Source material:
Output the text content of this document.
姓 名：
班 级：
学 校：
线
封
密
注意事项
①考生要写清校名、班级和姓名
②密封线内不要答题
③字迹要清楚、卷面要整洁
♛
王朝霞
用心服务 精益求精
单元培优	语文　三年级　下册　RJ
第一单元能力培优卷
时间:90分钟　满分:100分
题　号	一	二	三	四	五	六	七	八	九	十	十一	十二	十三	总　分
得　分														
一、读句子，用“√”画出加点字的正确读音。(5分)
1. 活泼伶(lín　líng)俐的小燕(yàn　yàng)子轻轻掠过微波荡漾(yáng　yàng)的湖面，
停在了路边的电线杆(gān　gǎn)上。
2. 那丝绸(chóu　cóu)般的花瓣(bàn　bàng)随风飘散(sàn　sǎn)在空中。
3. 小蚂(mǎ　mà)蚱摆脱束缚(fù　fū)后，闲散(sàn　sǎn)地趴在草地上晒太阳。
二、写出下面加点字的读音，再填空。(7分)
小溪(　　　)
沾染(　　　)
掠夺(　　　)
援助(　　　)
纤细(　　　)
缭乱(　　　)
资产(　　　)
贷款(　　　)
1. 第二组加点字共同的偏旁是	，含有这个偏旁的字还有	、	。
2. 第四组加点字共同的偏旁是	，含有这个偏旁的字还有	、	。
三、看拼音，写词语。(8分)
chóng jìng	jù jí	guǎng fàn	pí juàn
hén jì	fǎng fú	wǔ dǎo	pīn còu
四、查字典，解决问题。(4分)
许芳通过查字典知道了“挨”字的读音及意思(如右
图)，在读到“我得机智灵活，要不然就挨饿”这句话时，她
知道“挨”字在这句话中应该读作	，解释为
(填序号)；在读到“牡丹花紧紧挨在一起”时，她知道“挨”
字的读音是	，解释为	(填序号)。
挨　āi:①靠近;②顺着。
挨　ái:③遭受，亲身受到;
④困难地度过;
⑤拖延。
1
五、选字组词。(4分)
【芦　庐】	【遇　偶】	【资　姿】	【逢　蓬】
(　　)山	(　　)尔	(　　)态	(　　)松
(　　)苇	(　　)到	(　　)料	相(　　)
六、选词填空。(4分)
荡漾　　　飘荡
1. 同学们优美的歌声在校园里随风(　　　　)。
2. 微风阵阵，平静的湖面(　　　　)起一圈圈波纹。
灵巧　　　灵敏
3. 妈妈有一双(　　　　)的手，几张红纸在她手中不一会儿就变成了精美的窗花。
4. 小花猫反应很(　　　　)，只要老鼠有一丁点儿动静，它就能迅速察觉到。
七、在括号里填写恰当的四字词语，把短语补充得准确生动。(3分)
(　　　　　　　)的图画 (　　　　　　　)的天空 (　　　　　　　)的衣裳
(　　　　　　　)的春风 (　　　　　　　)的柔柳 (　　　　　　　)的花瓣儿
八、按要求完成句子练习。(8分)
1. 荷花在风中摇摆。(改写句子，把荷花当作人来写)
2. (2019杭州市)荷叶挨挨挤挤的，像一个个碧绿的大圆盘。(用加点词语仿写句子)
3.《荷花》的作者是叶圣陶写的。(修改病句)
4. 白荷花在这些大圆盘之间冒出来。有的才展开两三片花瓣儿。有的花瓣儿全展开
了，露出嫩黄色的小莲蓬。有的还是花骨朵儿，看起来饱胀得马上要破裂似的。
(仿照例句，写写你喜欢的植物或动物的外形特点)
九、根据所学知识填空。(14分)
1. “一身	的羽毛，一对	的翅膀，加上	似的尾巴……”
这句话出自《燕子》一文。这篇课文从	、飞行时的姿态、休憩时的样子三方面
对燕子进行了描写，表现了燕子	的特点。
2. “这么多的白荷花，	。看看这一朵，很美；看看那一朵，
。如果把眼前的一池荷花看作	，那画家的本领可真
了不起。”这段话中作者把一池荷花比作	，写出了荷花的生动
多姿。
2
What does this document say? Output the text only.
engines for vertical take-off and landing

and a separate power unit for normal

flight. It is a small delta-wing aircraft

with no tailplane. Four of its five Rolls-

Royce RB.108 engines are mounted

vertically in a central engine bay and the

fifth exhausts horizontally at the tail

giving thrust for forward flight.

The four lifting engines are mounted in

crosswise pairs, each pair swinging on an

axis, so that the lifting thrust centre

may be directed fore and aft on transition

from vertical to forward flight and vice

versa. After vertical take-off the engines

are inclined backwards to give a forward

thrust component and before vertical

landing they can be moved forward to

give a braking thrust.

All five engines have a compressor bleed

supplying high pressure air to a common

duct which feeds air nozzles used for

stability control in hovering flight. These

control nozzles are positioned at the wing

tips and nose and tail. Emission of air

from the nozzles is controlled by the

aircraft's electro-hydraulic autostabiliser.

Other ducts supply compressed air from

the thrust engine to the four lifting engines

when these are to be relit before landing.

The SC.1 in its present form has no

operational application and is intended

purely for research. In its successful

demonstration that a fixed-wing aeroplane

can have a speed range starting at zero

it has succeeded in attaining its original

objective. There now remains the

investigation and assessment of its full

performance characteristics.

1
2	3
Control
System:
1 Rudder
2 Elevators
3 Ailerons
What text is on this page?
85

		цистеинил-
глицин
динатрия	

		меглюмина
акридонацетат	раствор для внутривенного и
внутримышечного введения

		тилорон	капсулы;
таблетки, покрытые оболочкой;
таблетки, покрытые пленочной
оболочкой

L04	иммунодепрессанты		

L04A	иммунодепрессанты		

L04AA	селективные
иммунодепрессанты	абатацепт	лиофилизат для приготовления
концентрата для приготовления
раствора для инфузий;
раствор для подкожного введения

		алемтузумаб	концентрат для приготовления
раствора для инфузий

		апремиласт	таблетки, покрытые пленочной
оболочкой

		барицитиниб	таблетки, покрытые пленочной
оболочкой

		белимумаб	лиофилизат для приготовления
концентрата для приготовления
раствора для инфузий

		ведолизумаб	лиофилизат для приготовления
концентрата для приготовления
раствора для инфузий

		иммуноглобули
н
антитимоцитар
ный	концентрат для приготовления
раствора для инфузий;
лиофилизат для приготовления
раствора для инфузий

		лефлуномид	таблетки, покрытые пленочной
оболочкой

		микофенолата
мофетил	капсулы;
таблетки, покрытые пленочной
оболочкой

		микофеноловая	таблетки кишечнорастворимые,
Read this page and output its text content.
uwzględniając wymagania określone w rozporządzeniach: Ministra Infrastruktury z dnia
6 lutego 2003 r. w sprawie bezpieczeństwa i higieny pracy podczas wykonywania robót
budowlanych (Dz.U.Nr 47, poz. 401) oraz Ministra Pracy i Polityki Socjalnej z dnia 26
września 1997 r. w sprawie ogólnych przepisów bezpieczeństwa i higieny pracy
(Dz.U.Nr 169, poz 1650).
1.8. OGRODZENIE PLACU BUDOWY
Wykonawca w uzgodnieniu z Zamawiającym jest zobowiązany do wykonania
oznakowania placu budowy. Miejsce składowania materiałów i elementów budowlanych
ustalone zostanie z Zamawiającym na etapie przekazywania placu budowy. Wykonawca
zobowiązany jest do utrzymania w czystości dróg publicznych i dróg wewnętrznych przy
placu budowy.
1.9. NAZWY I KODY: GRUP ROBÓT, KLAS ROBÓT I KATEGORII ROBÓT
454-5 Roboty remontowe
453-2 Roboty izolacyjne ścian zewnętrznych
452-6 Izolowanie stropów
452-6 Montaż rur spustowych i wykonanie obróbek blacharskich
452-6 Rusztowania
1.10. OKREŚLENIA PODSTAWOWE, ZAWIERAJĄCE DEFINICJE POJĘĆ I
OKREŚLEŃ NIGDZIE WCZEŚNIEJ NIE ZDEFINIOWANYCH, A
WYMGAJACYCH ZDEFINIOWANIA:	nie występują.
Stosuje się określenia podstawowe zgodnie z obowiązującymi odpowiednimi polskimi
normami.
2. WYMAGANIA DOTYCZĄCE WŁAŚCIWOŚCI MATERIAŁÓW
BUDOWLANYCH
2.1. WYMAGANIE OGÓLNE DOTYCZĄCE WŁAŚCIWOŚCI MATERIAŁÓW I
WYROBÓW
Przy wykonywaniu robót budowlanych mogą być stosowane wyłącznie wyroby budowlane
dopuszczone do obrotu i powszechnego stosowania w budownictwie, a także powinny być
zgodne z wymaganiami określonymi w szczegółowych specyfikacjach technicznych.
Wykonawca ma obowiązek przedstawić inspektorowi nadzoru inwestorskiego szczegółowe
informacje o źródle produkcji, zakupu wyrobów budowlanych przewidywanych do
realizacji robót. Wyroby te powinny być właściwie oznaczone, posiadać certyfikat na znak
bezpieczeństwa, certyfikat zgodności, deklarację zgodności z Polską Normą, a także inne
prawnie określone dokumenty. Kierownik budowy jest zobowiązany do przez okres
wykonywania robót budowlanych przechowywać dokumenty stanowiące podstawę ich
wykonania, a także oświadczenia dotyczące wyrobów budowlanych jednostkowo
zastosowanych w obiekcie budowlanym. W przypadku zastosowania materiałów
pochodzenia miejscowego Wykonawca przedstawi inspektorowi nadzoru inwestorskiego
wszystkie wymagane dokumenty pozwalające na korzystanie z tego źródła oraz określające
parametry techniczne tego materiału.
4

Work instructions: Copy every line of the data that holds the string "лиофилизат".

The completed task:
иммунодепрессанты	абатацепт	лиофилизат для приготовления
		белимумаб	лиофилизат для приготовления
		ведолизумаб	лиофилизат для приготовления
лиофилизат для приготовления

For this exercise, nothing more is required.